━━━━━ INPUT ━━━━━

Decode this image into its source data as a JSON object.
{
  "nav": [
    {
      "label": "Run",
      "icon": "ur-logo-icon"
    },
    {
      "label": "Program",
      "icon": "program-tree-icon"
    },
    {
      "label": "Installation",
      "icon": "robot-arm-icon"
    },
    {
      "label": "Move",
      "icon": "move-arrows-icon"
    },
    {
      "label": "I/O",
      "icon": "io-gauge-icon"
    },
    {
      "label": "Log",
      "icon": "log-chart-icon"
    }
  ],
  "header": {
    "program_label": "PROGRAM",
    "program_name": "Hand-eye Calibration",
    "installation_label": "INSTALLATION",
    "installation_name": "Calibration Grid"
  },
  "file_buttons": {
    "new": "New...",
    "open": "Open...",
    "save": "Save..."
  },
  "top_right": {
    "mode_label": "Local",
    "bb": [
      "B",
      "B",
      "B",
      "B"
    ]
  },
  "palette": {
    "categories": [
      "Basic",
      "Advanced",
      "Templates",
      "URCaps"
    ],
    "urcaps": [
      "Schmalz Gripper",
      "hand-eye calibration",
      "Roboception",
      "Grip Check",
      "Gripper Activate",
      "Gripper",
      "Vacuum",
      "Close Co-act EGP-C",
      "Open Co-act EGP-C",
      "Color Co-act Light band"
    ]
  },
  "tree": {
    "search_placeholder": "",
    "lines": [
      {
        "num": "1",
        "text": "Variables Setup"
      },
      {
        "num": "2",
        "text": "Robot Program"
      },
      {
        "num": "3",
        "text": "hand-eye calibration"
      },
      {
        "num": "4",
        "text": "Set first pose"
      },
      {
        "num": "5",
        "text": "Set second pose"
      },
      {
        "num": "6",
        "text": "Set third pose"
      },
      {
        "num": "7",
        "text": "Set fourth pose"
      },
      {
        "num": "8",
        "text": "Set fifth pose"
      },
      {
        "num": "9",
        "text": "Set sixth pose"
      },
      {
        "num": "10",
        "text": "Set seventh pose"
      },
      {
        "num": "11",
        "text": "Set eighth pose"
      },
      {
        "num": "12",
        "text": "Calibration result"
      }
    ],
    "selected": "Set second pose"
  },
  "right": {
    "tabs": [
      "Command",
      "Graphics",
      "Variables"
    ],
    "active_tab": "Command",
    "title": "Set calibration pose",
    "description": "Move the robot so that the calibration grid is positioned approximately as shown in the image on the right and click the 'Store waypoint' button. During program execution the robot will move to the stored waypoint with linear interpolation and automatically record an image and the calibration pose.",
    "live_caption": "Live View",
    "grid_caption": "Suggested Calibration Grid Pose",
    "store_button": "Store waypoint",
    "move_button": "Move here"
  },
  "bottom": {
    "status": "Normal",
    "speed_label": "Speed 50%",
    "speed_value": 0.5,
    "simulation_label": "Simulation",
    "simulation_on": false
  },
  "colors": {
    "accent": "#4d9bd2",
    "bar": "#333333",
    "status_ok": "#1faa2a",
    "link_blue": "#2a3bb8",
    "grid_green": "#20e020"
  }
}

━━━━━

# [GIVEN REQUEST]
State the number of lines in the records that contain the string "second", and nothing more.

# [THE COMPLETED TASK]
2